A block of data

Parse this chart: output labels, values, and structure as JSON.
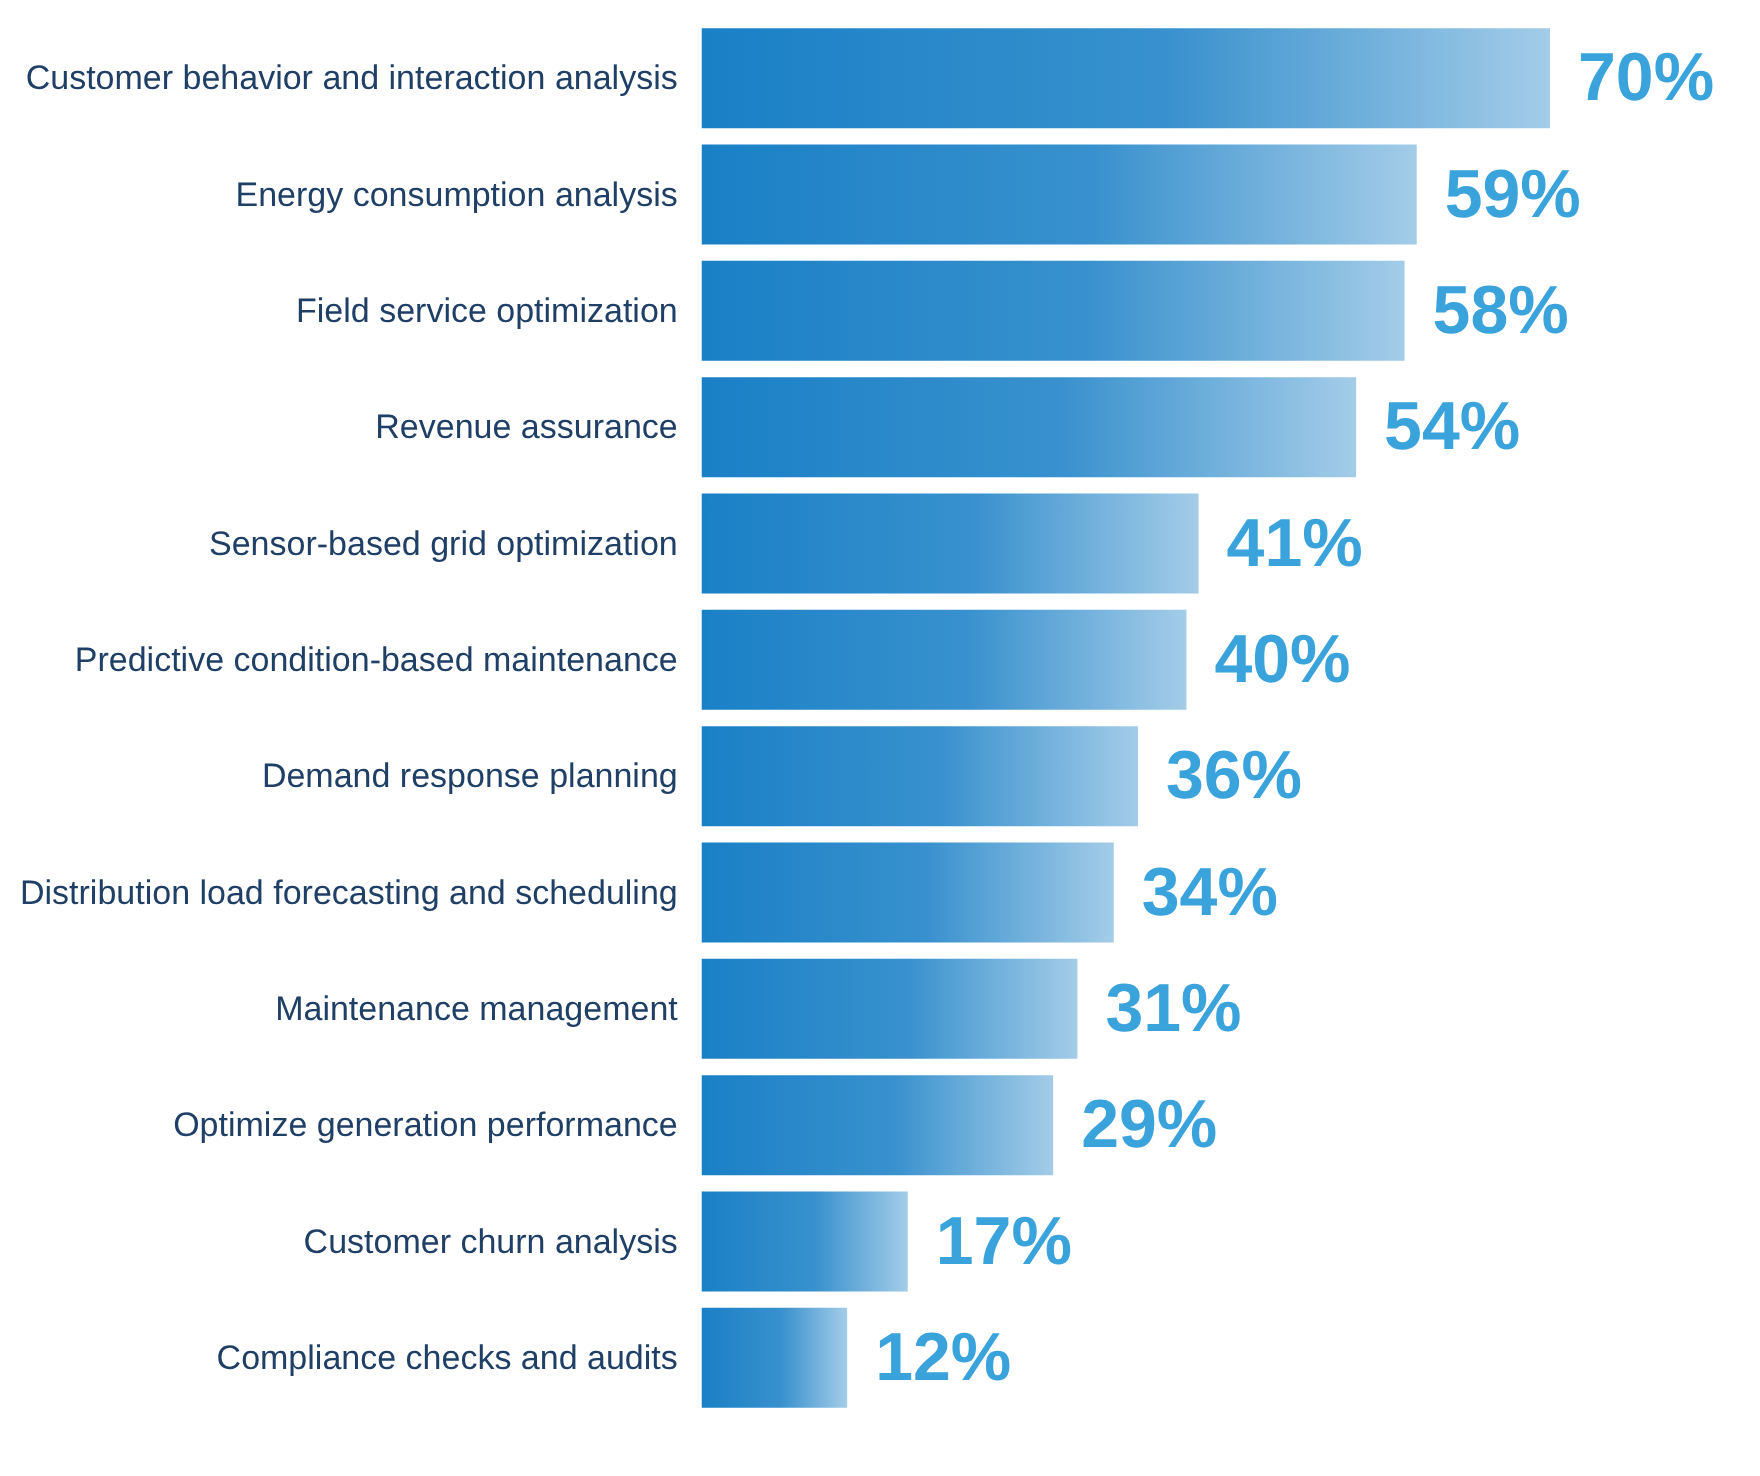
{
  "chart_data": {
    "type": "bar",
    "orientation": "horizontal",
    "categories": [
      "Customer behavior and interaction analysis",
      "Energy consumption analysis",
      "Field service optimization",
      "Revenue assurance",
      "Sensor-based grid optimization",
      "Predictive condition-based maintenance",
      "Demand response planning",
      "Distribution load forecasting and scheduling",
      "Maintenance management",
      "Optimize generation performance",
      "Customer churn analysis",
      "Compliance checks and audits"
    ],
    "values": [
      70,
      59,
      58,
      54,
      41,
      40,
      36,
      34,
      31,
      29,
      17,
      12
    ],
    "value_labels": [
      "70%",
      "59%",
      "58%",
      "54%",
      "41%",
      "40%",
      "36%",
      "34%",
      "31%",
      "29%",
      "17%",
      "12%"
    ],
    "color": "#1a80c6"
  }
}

What the exercise asks: Using the material above, work out how many lines contain the string "Customer". Give that number alone.

Task response: 2